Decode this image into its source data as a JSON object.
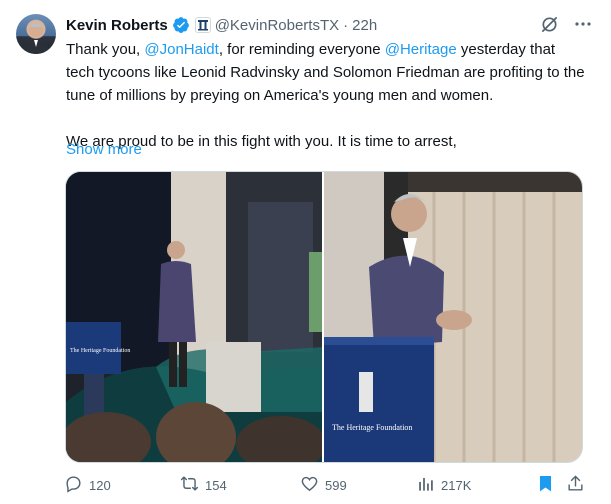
{
  "author": {
    "name": "Kevin Roberts",
    "handle": "@KevinRobertsTX",
    "separator": "·",
    "time": "22h"
  },
  "tweet": {
    "line1_pre": "Thank you, ",
    "mention1": "@JonHaidt",
    "line1_mid": ", for reminding everyone ",
    "mention2": "@Heritage",
    "line1_post": " yesterday that tech tycoons like Leonid Radvinsky and Solomon Friedman are profiting to the tune of millions by preying on America's young men and women.",
    "paragraph2": "We are proud to be in this fight with you. It is time to arrest,",
    "show_more": "Show more"
  },
  "media": {
    "podium_text_1": "The Heritage Foundation",
    "podium_text_2": "The Heritage Foundation"
  },
  "stats": {
    "replies": "120",
    "reposts": "154",
    "likes": "599",
    "views": "217K"
  },
  "colors": {
    "link": "#1d9bf0",
    "muted": "#536471",
    "verified": "#1d9bf0"
  }
}
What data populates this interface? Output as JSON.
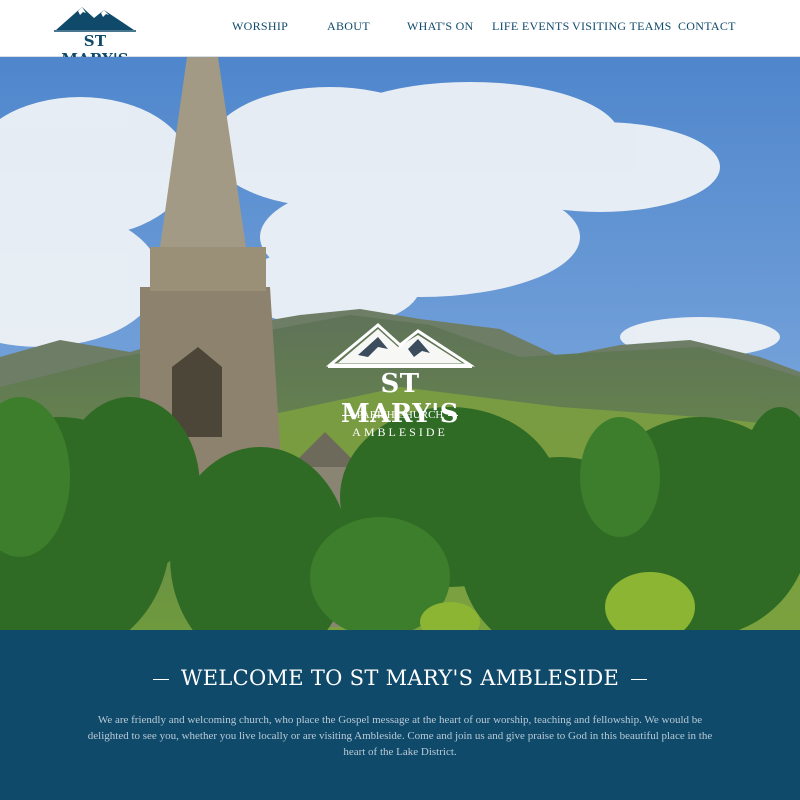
{
  "header": {
    "logo_text": "ST MARY'S",
    "nav": [
      {
        "label": "WORSHIP"
      },
      {
        "label": "ABOUT"
      },
      {
        "label": "WHAT'S ON"
      },
      {
        "label": "LIFE EVENTS"
      },
      {
        "label": "VISITING TEAMS"
      },
      {
        "label": "CONTACT"
      }
    ]
  },
  "hero": {
    "title": "ST MARY'S",
    "subtitle": "PARISH CHURCH",
    "place": "AMBLESIDE"
  },
  "welcome": {
    "title": "WELCOME TO ST MARY'S AMBLESIDE",
    "text": "We are friendly and welcoming church,  who place the Gospel message at the heart of our worship, teaching and fellowship. We would be delighted to see you, whether you live locally or are visiting Ambleside. Come and join us and give praise to God in this beautiful place in the heart of the Lake District."
  },
  "colors": {
    "brand": "#0f4a6b",
    "welcome_text": "#b9cad6",
    "sky": "#5b8fd0",
    "foliage": "#2f6b24"
  }
}
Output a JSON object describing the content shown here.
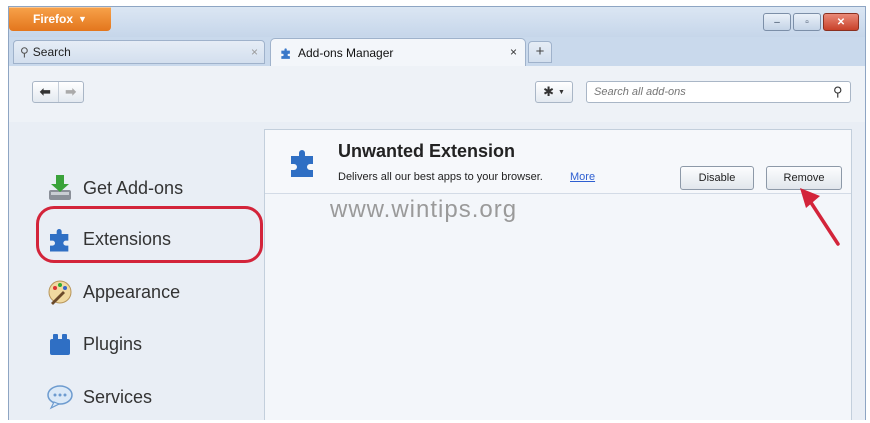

··········

Description of the task:
Looking at the entries above, how many lines contain the word "Foundation"? Answer with the number alone.

Answer to the task:
2